* **STATED EXERCISE**
Review the material and extract every line in which the word "ylabel" occurs.

(A run of records)
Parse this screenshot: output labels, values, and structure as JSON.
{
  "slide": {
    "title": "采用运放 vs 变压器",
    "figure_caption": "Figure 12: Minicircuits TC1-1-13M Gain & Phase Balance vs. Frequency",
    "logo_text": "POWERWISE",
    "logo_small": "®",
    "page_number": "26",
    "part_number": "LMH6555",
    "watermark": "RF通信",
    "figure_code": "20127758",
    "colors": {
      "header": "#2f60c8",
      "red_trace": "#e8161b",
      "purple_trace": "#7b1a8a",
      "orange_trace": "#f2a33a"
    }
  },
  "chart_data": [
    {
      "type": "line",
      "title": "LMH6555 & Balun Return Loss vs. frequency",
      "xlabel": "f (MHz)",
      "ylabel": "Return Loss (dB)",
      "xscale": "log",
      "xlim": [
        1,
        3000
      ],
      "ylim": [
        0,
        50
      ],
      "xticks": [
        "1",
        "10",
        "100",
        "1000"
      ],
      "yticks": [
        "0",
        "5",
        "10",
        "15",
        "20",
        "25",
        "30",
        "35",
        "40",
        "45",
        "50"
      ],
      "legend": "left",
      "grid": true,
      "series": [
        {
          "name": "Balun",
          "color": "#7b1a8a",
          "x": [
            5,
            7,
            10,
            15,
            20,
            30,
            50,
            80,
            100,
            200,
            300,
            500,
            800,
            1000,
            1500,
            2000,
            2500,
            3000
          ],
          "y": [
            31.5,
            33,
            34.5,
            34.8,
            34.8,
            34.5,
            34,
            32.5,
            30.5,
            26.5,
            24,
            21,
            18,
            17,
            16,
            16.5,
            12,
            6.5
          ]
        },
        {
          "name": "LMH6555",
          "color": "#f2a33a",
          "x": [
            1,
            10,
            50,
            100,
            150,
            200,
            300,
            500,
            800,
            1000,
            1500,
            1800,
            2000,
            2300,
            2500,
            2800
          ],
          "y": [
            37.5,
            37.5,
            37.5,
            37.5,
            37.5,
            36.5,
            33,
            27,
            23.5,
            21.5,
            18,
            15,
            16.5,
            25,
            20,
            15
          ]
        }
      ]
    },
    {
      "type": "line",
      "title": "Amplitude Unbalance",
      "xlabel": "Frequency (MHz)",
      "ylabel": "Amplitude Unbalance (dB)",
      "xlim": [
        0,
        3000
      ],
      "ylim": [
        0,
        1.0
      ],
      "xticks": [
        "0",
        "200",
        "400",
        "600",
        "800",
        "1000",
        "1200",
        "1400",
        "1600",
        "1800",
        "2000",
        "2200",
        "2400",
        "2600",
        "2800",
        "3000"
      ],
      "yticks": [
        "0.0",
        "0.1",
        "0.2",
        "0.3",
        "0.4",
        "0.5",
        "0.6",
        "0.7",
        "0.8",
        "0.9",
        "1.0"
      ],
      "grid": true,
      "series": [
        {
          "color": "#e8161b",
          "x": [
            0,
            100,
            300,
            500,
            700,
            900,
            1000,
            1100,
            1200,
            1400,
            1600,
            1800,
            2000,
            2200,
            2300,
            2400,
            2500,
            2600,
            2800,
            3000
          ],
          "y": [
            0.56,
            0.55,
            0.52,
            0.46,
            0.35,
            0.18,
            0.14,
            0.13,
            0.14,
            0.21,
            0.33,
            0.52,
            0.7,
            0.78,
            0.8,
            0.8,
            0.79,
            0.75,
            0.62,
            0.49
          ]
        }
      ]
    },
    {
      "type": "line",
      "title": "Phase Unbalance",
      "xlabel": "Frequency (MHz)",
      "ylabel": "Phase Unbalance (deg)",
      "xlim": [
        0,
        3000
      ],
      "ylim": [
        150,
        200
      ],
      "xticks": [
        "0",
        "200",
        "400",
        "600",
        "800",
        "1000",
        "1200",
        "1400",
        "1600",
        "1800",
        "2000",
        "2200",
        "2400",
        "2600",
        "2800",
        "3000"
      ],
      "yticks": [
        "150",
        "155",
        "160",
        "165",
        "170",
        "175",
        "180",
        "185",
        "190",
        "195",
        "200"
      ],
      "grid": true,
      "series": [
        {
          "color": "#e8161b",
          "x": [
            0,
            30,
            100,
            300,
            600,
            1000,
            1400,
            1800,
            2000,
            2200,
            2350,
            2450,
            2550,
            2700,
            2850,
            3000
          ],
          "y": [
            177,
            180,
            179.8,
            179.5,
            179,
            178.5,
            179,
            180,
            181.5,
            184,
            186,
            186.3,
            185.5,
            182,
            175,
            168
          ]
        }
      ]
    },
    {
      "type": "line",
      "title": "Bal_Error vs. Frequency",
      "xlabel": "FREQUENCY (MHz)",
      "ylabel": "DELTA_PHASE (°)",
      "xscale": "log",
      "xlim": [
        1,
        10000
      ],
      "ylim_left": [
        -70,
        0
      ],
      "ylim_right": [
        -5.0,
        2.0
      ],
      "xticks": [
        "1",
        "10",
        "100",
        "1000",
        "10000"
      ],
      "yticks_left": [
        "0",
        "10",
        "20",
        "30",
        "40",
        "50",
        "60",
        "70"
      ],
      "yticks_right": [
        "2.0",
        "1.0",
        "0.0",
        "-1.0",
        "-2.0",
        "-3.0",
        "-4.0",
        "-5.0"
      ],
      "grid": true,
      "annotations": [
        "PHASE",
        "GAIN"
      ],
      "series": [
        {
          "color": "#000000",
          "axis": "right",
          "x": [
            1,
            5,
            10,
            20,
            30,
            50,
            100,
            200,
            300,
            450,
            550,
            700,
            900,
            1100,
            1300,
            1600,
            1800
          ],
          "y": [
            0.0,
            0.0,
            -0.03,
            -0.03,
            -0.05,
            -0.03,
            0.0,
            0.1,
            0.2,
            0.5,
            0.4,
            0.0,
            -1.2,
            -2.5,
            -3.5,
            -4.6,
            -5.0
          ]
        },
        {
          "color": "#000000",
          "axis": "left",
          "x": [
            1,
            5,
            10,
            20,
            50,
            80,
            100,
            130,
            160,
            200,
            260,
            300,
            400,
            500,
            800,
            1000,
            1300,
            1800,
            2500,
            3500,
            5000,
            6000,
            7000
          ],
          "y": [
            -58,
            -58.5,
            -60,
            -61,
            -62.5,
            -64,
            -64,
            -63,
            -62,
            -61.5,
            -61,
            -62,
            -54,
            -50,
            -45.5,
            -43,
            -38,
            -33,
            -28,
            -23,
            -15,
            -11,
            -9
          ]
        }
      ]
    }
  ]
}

* **TASK ANSWER**
      "ylabel": "Return Loss (dB)",
      "ylabel": "Amplitude Unbalance (dB)",
      "ylabel": "Phase Unbalance (deg)",
      "ylabel": "DELTA_PHASE (°)",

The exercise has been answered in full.